___ Records to process

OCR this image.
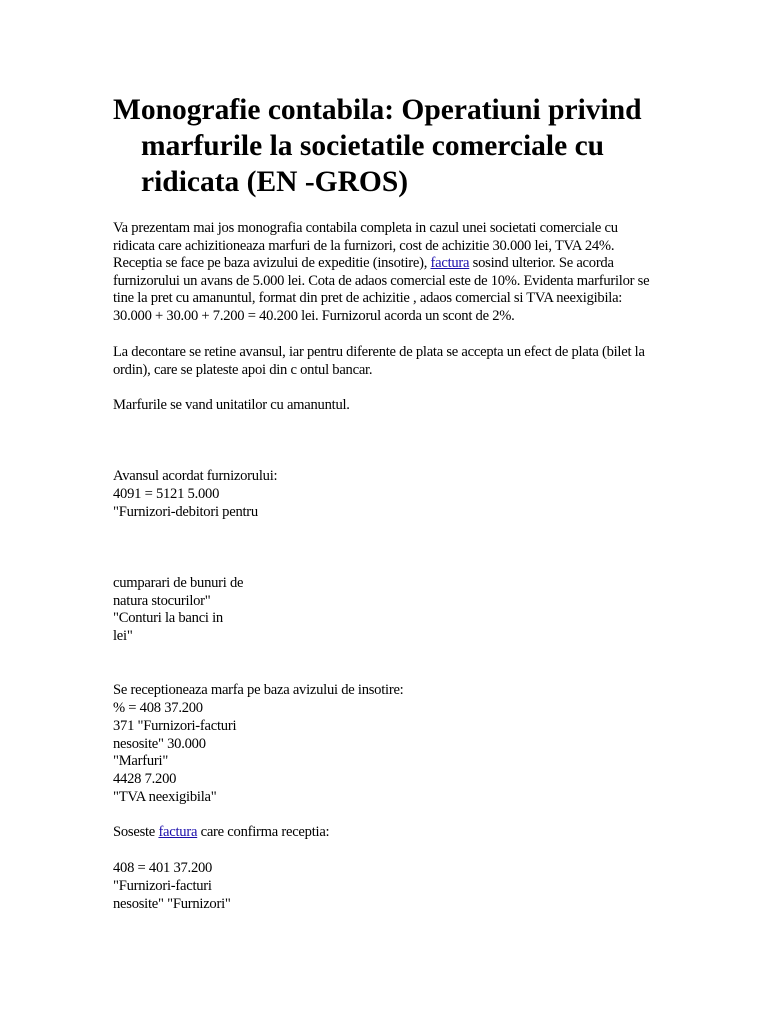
Monografie contabila: Operatiuni privind marfurile la societatile comerciale cu ridicata (EN -GROS)

Va prezentam mai jos monografia contabila completa in cazul unei societati comerciale cu ridicata care achizitioneaza marfuri de la furnizori, cost de achizitie 30.000 lei, TVA 24%. Receptia se face pe baza avizului de expeditie (insotire), factura sosind ulterior. Se acorda furnizorului un avans de 5.000 lei. Cota de adaos comercial este de 10%. Evidenta marfurilor se tine la pret cu amanuntul, format din pret de achizitie , adaos comercial si TVA neexigibila: 30.000 + 30.00 + 7.200 = 40.200 lei. Furnizorul acorda un scont de 2%.

La decontare se retine avansul, iar pentru diferente de plata se accepta un efect de plata (bilet la ordin), care se plateste apoi din c ontul bancar.

Marfurile se vand unitatilor cu amanuntul.

Avansul acordat furnizorului:

4091 = 5121 5.000

"Furnizori-debitori pentru

cumparari de bunuri de

natura stocurilor"

"Conturi la banci in

lei"

Se receptioneaza marfa pe baza avizului de insotire:

% = 408 37.200

371 "Furnizori-facturi

nesosite" 30.000

"Marfuri"

4428 7.200

"TVA neexigibila"

Soseste factura care confirma receptia:

408 = 401 37.200

"Furnizori-facturi

nesosite" "Furnizori"
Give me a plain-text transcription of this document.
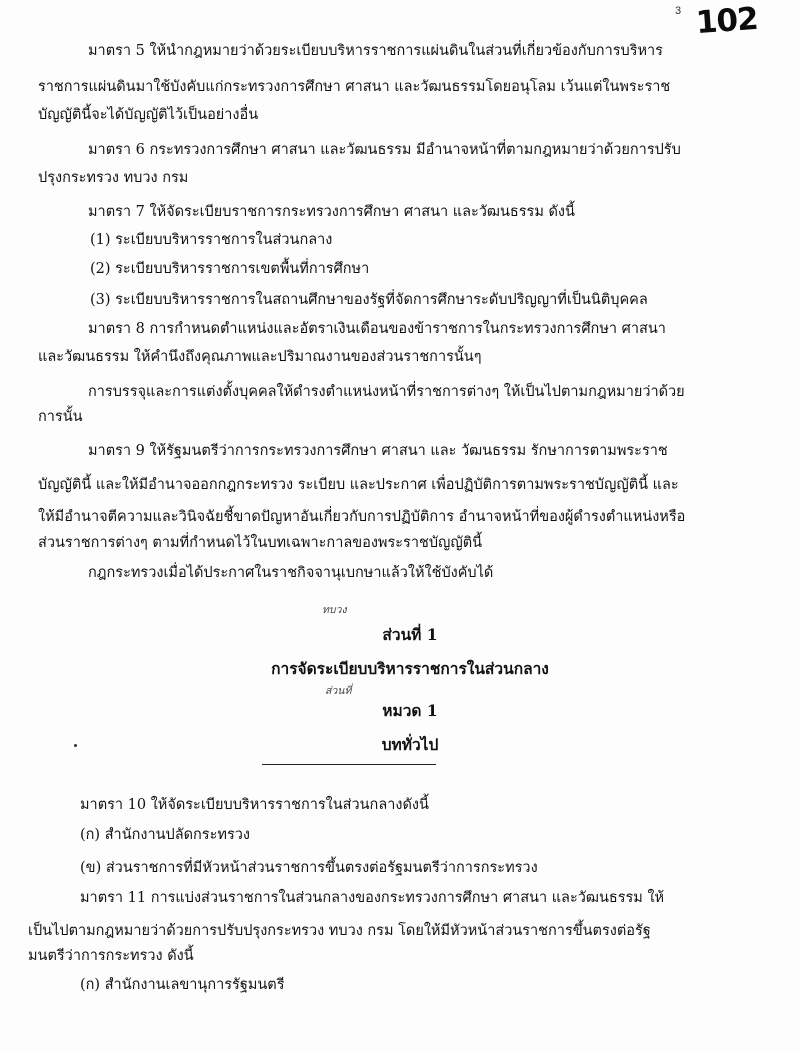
3 102
มาตรา 5 ให้นำกฎหมายว่าด้วยระเบียบบริหารราชการแผ่นดินในส่วนที่เกี่ยวข้องกับการบริหาร
ราชการแผ่นดินมาใช้บังคับแก่กระทรวงการศึกษา ศาสนา และวัฒนธรรมโดยอนุโลม เว้นแต่ในพระราช
บัญญัตินี้จะได้บัญญัติไว้เป็นอย่างอื่น
มาตรา 6 กระทรวงการศึกษา ศาสนา และวัฒนธรรม มีอำนาจหน้าที่ตามกฎหมายว่าด้วยการปรับ
ปรุงกระทรวง ทบวง กรม
มาตรา 7 ให้จัดระเบียบราชการกระทรวงการศึกษา ศาสนา และวัฒนธรรม ดังนี้
(1) ระเบียบบริหารราชการในส่วนกลาง
(2) ระเบียบบริหารราชการเขตพื้นที่การศึกษา
(3) ระเบียบบริหารราชการในสถานศึกษาของรัฐที่จัดการศึกษาระดับปริญญาที่เป็นนิติบุคคล
มาตรา 8 การกำหนดตำแหน่งและอัตราเงินเดือนของข้าราชการในกระทรวงการศึกษา ศาสนา
และวัฒนธรรม ให้คำนึงถึงคุณภาพและปริมาณงานของส่วนราชการนั้นๆ
การบรรจุและการแต่งตั้งบุคคลให้ดำรงตำแหน่งหน้าที่ราชการต่างๆ ให้เป็นไปตามกฎหมายว่าด้วย
การนั้น
มาตรา 9 ให้รัฐมนตรีว่าการกระทรวงการศึกษา ศาสนา และ วัฒนธรรม รักษาการตามพระราช
บัญญัตินี้ และให้มีอำนาจออกกฎกระทรวง ระเบียบ และประกาศ เพื่อปฏิบัติการตามพระราชบัญญัตินี้ และ
ให้มีอำนาจตีความและวินิจฉัยชี้ขาดปัญหาอันเกี่ยวกับการปฏิบัติการ อำนาจหน้าที่ของผู้ดำรงตำแหน่งหรือ
ส่วนราชการต่างๆ ตามที่กำหนดไว้ในบทเฉพาะกาลของพระราชบัญญัตินี้
กฎกระทรวงเมื่อได้ประกาศในราชกิจจานุเบกษาแล้วให้ใช้บังคับได้
ทบวง
ส่วนที่ 1
การจัดระเบียบบริหารราชการในส่วนกลาง
ส่วนที่
หมวด 1
บททั่วไป
มาตรา 10 ให้จัดระเบียบบริหารราชการในส่วนกลางดังนี้
(ก) สำนักงานปลัดกระทรวง
(ข) ส่วนราชการที่มีหัวหน้าส่วนราชการขึ้นตรงต่อรัฐมนตรีว่าการกระทรวง
มาตรา 11 การแบ่งส่วนราชการในส่วนกลางของกระทรวงการศึกษา ศาสนา และวัฒนธรรม ให้
เป็นไปตามกฎหมายว่าด้วยการปรับปรุงกระทรวง ทบวง กรม โดยให้มีหัวหน้าส่วนราชการขึ้นตรงต่อรัฐ
มนตรีว่าการกระทรวง ดังนี้
(ก) สำนักงานเลขานุการรัฐมนตรี
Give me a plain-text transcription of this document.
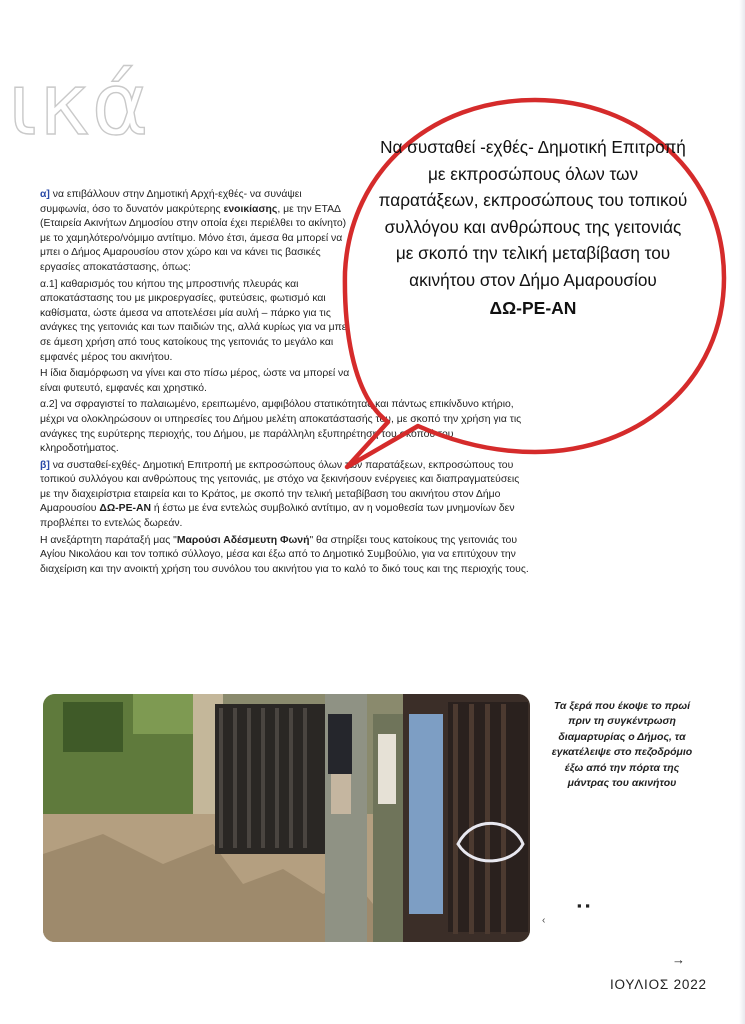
ικά

α] να επιβάλλουν στην Δημοτική Αρχή-εχθές- να συνάψει συμφωνία, όσο το δυνατόν μακρύτερης ενοικίασης, με την ΕΤΑΔ (Εταιρεία Ακινήτων Δημοσίου στην οποία έχει περιέλθει το ακίνητο) με το χαμηλότερο/νόμιμο αντίτιμο. Μόνο έτσι, άμεσα θα μπορεί να μπει ο Δήμος Αμαρουσίου στον χώρο και να κάνει τις βασικές εργασίες αποκατάστασης, όπως:

α.1] καθαρισμός του κήπου της μπροστινής πλευράς και αποκατάστασης του με μικροεργασίες, φυτεύσεις, φωτισμό και καθίσματα, ώστε άμεσα να αποτελέσει μία αυλή – πάρκο για τις ανάγκες της γειτονιάς και των παιδιών της, αλλά κυρίως για να μπει σε άμεση χρήση από τους κατοίκους της γειτονιάς το μεγάλο και εμφανές μέρος του ακινήτου.

Η ίδια διαμόρφωση να γίνει και στο πίσω μέρος, ώστε να μπορεί να είναι φυτευτό, εμφανές και χρηστικό.

α.2] να σφραγιστεί το παλαιωμένο, ερειπωμένο, αμφιβόλου στατικότητας και πάντως επικίνδυνο κτήριο, μέχρι να ολοκληρώσουν οι υπηρεσίες του Δήμου μελέτη αποκατάστασής του, με σκοπό την χρήση για τις ανάγκες της ευρύτερης περιοχής, του Δήμου, με παράλληλη εξυπηρέτηση του σκοπού του κληροδοτήματος.

β] να συσταθεί-εχθές- Δημοτική Επιτροπή με εκπροσώπους όλων των παρατάξεων, εκπροσώπους του τοπικού συλλόγου και ανθρώπους της γειτονιάς, με στόχο να ξεκινήσουν ενέργειες και διαπραγματεύσεις με την διαχειρίστρια εταιρεία και το Κράτος, με σκοπό την τελική μεταβίβαση του ακινήτου στον Δήμο Αμαρουσίου ΔΩ-ΡΕ-ΑΝ ή έστω με ένα εντελώς συμβολικό αντίτιμο, αν η νομοθεσία των μνημονίων δεν προβλέπει το εντελώς δωρεάν.

Η ανεξάρτητη παράταξή μας "Μαρούσι Αδέσμευτη Φωνή" θα στηρίξει τους κατοίκους της γειτονιάς του Αγίου Νικολάου και τον τοπικό σύλλογο, μέσα και έξω από το Δημοτικό Συμβούλιο, για να επιτύχουν την διαχείριση και την ανοικτή χρήση του συνόλου του ακινήτου για το καλό το δικό τους και της περιοχής τους.

Να συσταθεί -εχθές- Δημοτική Επιτροπή με εκπροσώπους όλων των παρατάξεων, εκπροσώπους του τοπικού συλλόγου και ανθρώπους της γειτονιάς με σκοπό την τελική μεταβίβαση του ακινήτου στον Δήμο Αμαρουσίου
ΔΩ-ΡΕ-ΑΝ
Τα ξερά που έκοψε το πρωί πριν τη συγκέντρωση διαμαρτυρίας ο Δήμος, τα εγκατέλειψε στο πεζοδρόμιο έξω από την πόρτα της μάντρας του ακινήτου
▪ ▪
‹
→
ΙΟΥΛΙΟΣ 2022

______

Leave out all pictures, then copy the remaining material exactly.

== Task response ==
OCR this image.
Monografie contabila: Operatiuni privind marfurile la societatile comerciale cu ridicata (EN -GROS)

Va prezentam mai jos monografia contabila completa in cazul unei societati comerciale cu ridicata care achizitioneaza marfuri de la furnizori, cost de achizitie 30.000 lei, TVA 24%. Receptia se face pe baza avizului de expeditie (insotire), factura sosind ulterior. Se acorda furnizorului un avans de 5.000 lei. Cota de adaos comercial este de 10%. Evidenta marfurilor se tine la pret cu amanuntul, format din pret de achizitie , adaos comercial si TVA neexigibila: 30.000 + 30.00 + 7.200 = 40.200 lei. Furnizorul acorda un scont de 2%.

La decontare se retine avansul, iar pentru diferente de plata se accepta un efect de plata (bilet la ordin), care se plateste apoi din c ontul bancar.

Marfurile se vand unitatilor cu amanuntul.

Avansul acordat furnizorului:

4091 = 5121 5.000

"Furnizori-debitori pentru

cumparari de bunuri de

natura stocurilor"

"Conturi la banci in

lei"

Se receptioneaza marfa pe baza avizului de insotire:

% = 408 37.200

371 "Furnizori-facturi

nesosite" 30.000

"Marfuri"

4428 7.200

"TVA neexigibila"

Soseste factura care confirma receptia:

408 = 401 37.200

"Furnizori-facturi

nesosite" "Furnizori"
Give me a plain-text transcription of this document.
3 102
มาตรา 5 ให้นำกฎหมายว่าด้วยระเบียบบริหารราชการแผ่นดินในส่วนที่เกี่ยวข้องกับการบริหาร
ราชการแผ่นดินมาใช้บังคับแก่กระทรวงการศึกษา ศาสนา และวัฒนธรรมโดยอนุโลม เว้นแต่ในพระราช
บัญญัตินี้จะได้บัญญัติไว้เป็นอย่างอื่น
มาตรา 6 กระทรวงการศึกษา ศาสนา และวัฒนธรรม มีอำนาจหน้าที่ตามกฎหมายว่าด้วยการปรับ
ปรุงกระทรวง ทบวง กรม
มาตรา 7 ให้จัดระเบียบราชการกระทรวงการศึกษา ศาสนา และวัฒนธรรม ดังนี้
(1) ระเบียบบริหารราชการในส่วนกลาง
(2) ระเบียบบริหารราชการเขตพื้นที่การศึกษา
(3) ระเบียบบริหารราชการในสถานศึกษาของรัฐที่จัดการศึกษาระดับปริญญาที่เป็นนิติบุคคล
มาตรา 8 การกำหนดตำแหน่งและอัตราเงินเดือนของข้าราชการในกระทรวงการศึกษา ศาสนา
และวัฒนธรรม ให้คำนึงถึงคุณภาพและปริมาณงานของส่วนราชการนั้นๆ
การบรรจุและการแต่งตั้งบุคคลให้ดำรงตำแหน่งหน้าที่ราชการต่างๆ ให้เป็นไปตามกฎหมายว่าด้วย
การนั้น
มาตรา 9 ให้รัฐมนตรีว่าการกระทรวงการศึกษา ศาสนา และ วัฒนธรรม รักษาการตามพระราช
บัญญัตินี้ และให้มีอำนาจออกกฎกระทรวง ระเบียบ และประกาศ เพื่อปฏิบัติการตามพระราชบัญญัตินี้ และ
ให้มีอำนาจตีความและวินิจฉัยชี้ขาดปัญหาอันเกี่ยวกับการปฏิบัติการ อำนาจหน้าที่ของผู้ดำรงตำแหน่งหรือ
ส่วนราชการต่างๆ ตามที่กำหนดไว้ในบทเฉพาะกาลของพระราชบัญญัตินี้
กฎกระทรวงเมื่อได้ประกาศในราชกิจจานุเบกษาแล้วให้ใช้บังคับได้
ทบวง
ส่วนที่ 1
การจัดระเบียบบริหารราชการในส่วนกลาง
ส่วนที่
หมวด 1
บททั่วไป
มาตรา 10 ให้จัดระเบียบบริหารราชการในส่วนกลางดังนี้
(ก) สำนักงานปลัดกระทรวง
(ข) ส่วนราชการที่มีหัวหน้าส่วนราชการขึ้นตรงต่อรัฐมนตรีว่าการกระทรวง
มาตรา 11 การแบ่งส่วนราชการในส่วนกลางของกระทรวงการศึกษา ศาสนา และวัฒนธรรม ให้
เป็นไปตามกฎหมายว่าด้วยการปรับปรุงกระทรวง ทบวง กรม โดยให้มีหัวหน้าส่วนราชการขึ้นตรงต่อรัฐ
มนตรีว่าการกระทรวง ดังนี้
(ก) สำนักงานเลขานุการรัฐมนตรี
Give me a plain-text transcription of this document.
ικά

α] να επιβάλλουν στην Δημοτική Αρχή-εχθές- να συνάψει συμφωνία, όσο το δυνατόν μακρύτερης ενοικίασης, με την ΕΤΑΔ (Εταιρεία Ακινήτων Δημοσίου στην οποία έχει περιέλθει το ακίνητο) με το χαμηλότερο/νόμιμο αντίτιμο. Μόνο έτσι, άμεσα θα μπορεί να μπει ο Δήμος Αμαρουσίου στον χώρο και να κάνει τις βασικές εργασίες αποκατάστασης, όπως:

α.1] καθαρισμός του κήπου της μπροστινής πλευράς και αποκατάστασης του με μικροεργασίες, φυτεύσεις, φωτισμό και καθίσματα, ώστε άμεσα να αποτελέσει μία αυλή – πάρκο για τις ανάγκες της γειτονιάς και των παιδιών της, αλλά κυρίως για να μπει σε άμεση χρήση από τους κατοίκους της γειτονιάς το μεγάλο και εμφανές μέρος του ακινήτου.

Η ίδια διαμόρφωση να γίνει και στο πίσω μέρος, ώστε να μπορεί να είναι φυτευτό, εμφανές και χρηστικό.

α.2] να σφραγιστεί το παλαιωμένο, ερειπωμένο, αμφιβόλου στατικότητας και πάντως επικίνδυνο κτήριο, μέχρι να ολοκληρώσουν οι υπηρεσίες του Δήμου μελέτη αποκατάστασής του, με σκοπό την χρήση για τις ανάγκες της ευρύτερης περιοχής, του Δήμου, με παράλληλη εξυπηρέτηση του σκοπού του κληροδοτήματος.

β] να συσταθεί-εχθές- Δημοτική Επιτροπή με εκπροσώπους όλων των παρατάξεων, εκπροσώπους του τοπικού συλλόγου και ανθρώπους της γειτονιάς, με στόχο να ξεκινήσουν ενέργειες και διαπραγματεύσεις με την διαχειρίστρια εταιρεία και το Κράτος, με σκοπό την τελική μεταβίβαση του ακινήτου στον Δήμο Αμαρουσίου ΔΩ-ΡΕ-ΑΝ ή έστω με ένα εντελώς συμβολικό αντίτιμο, αν η νομοθεσία των μνημονίων δεν προβλέπει το εντελώς δωρεάν.

Η ανεξάρτητη παράταξή μας "Μαρούσι Αδέσμευτη Φωνή" θα στηρίξει τους κατοίκους της γειτονιάς του Αγίου Νικολάου και τον τοπικό σύλλογο, μέσα και έξω από το Δημοτικό Συμβούλιο, για να επιτύχουν την διαχείριση και την ανοικτή χρήση του συνόλου του ακινήτου για το καλό το δικό τους και της περιοχής τους.

Να συσταθεί -εχθές- Δημοτική Επιτροπή με εκπροσώπους όλων των παρατάξεων, εκπροσώπους του τοπικού συλλόγου και ανθρώπους της γειτονιάς με σκοπό την τελική μεταβίβαση του ακινήτου στον Δήμο Αμαρουσίου
ΔΩ-ΡΕ-ΑΝ
Τα ξερά που έκοψε το πρωί πριν τη συγκέντρωση διαμαρτυρίας ο Δήμος, τα εγκατέλειψε στο πεζοδρόμιο έξω από την πόρτα της μάντρας του ακινήτου
▪ ▪
‹
→
ΙΟΥΛΙΟΣ 2022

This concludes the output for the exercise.